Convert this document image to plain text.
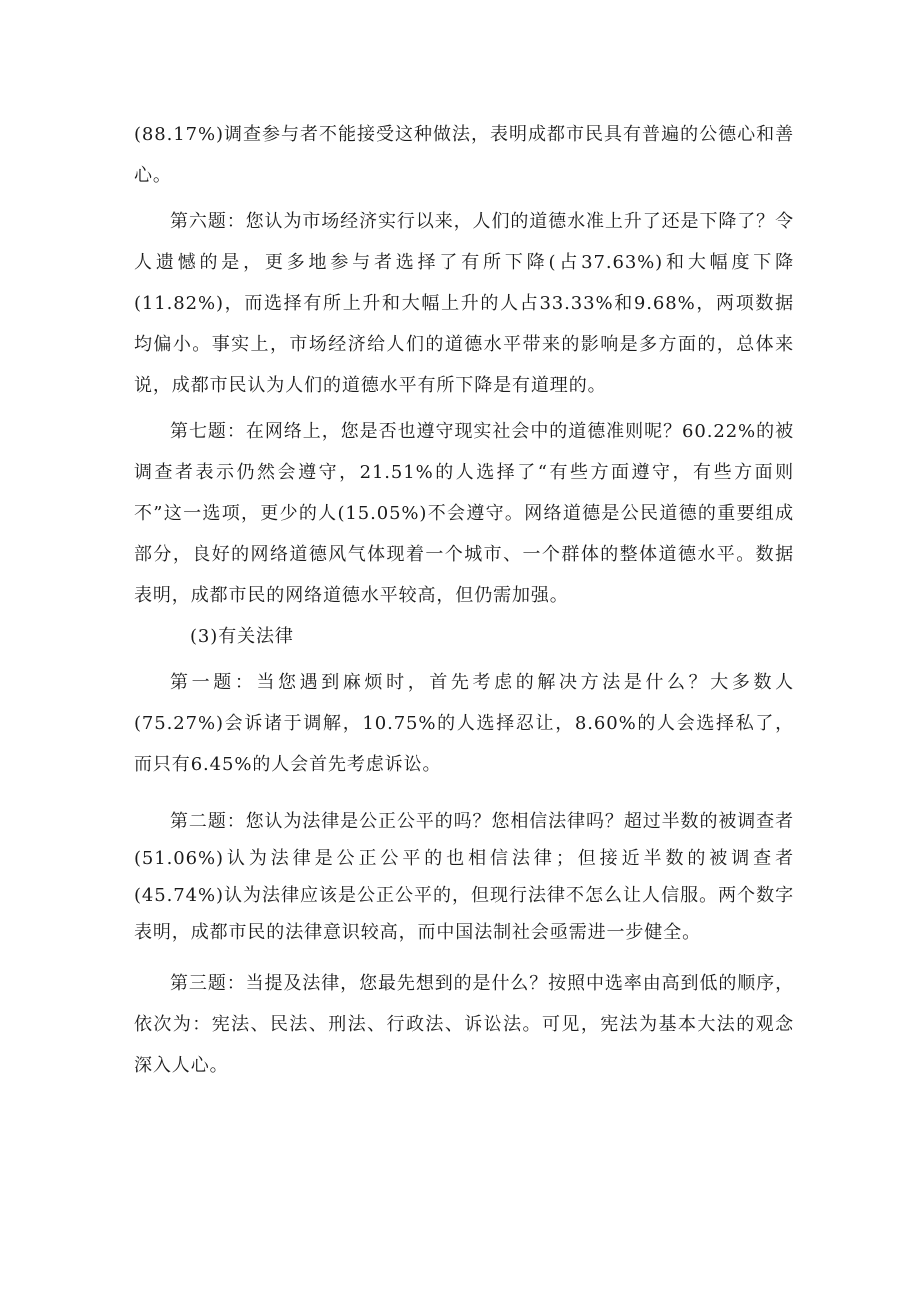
(88.17%)调查参与者不能接受这种做法，表明成都市民具有普遍的公德心和善心。

第六题：您认为市场经济实行以来，人们的道德水准上升了还是下降了？令人遗憾的是，更多地参与者选择了有所下降(占37.63%)和大幅度下降(11.82%)，而选择有所上升和大幅上升的人占33.33%和9.68%，两项数据均偏小。事实上，市场经济给人们的道德水平带来的影响是多方面的，总体来说，成都市民认为人们的道德水平有所下降是有道理的。

第七题：在网络上，您是否也遵守现实社会中的道德准则呢？60.22%的被调查者表示仍然会遵守，21.51%的人选择了“有些方面遵守，有些方面则不”这一选项，更少的人(15.05%)不会遵守。网络道德是公民道德的重要组成部分，良好的网络道德风气体现着一个城市、一个群体的整体道德水平。数据表明，成都市民的网络道德水平较高，但仍需加强。

(3)有关法律

第一题：当您遇到麻烦时，首先考虑的解决方法是什么？大多数人(75.27%)会诉诸于调解，10.75%的人选择忍让，8.60%的人会选择私了，而只有6.45%的人会首先考虑诉讼。

第二题：您认为法律是公正公平的吗？您相信法律吗？超过半数的被调查者(51.06%)认为法律是公正公平的也相信法律；但接近半数的被调查者(45.74%)认为法律应该是公正公平的，但现行法律不怎么让人信服。两个数字表明，成都市民的法律意识较高，而中国法制社会亟需进一步健全。

第三题：当提及法律，您最先想到的是什么？按照中选率由高到低的顺序，依次为：宪法、民法、刑法、行政法、诉讼法。可见，宪法为基本大法的观念深入人心。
---
§ The problem: Write out the records above exactly as they appear, leaving out any pictures.

§ Task response:
Convert this document image to plain text.
(88.17%)调查参与者不能接受这种做法，表明成都市民具有普遍的公德心和善心。

第六题：您认为市场经济实行以来，人们的道德水准上升了还是下降了？令人遗憾的是，更多地参与者选择了有所下降(占37.63%)和大幅度下降(11.82%)，而选择有所上升和大幅上升的人占33.33%和9.68%，两项数据均偏小。事实上，市场经济给人们的道德水平带来的影响是多方面的，总体来说，成都市民认为人们的道德水平有所下降是有道理的。

第七题：在网络上，您是否也遵守现实社会中的道德准则呢？60.22%的被调查者表示仍然会遵守，21.51%的人选择了“有些方面遵守，有些方面则不”这一选项，更少的人(15.05%)不会遵守。网络道德是公民道德的重要组成部分，良好的网络道德风气体现着一个城市、一个群体的整体道德水平。数据表明，成都市民的网络道德水平较高，但仍需加强。

(3)有关法律

第一题：当您遇到麻烦时，首先考虑的解决方法是什么？大多数人(75.27%)会诉诸于调解，10.75%的人选择忍让，8.60%的人会选择私了，而只有6.45%的人会首先考虑诉讼。

第二题：您认为法律是公正公平的吗？您相信法律吗？超过半数的被调查者(51.06%)认为法律是公正公平的也相信法律；但接近半数的被调查者(45.74%)认为法律应该是公正公平的，但现行法律不怎么让人信服。两个数字表明，成都市民的法律意识较高，而中国法制社会亟需进一步健全。

第三题：当提及法律，您最先想到的是什么？按照中选率由高到低的顺序，依次为：宪法、民法、刑法、行政法、诉讼法。可见，宪法为基本大法的观念深入人心。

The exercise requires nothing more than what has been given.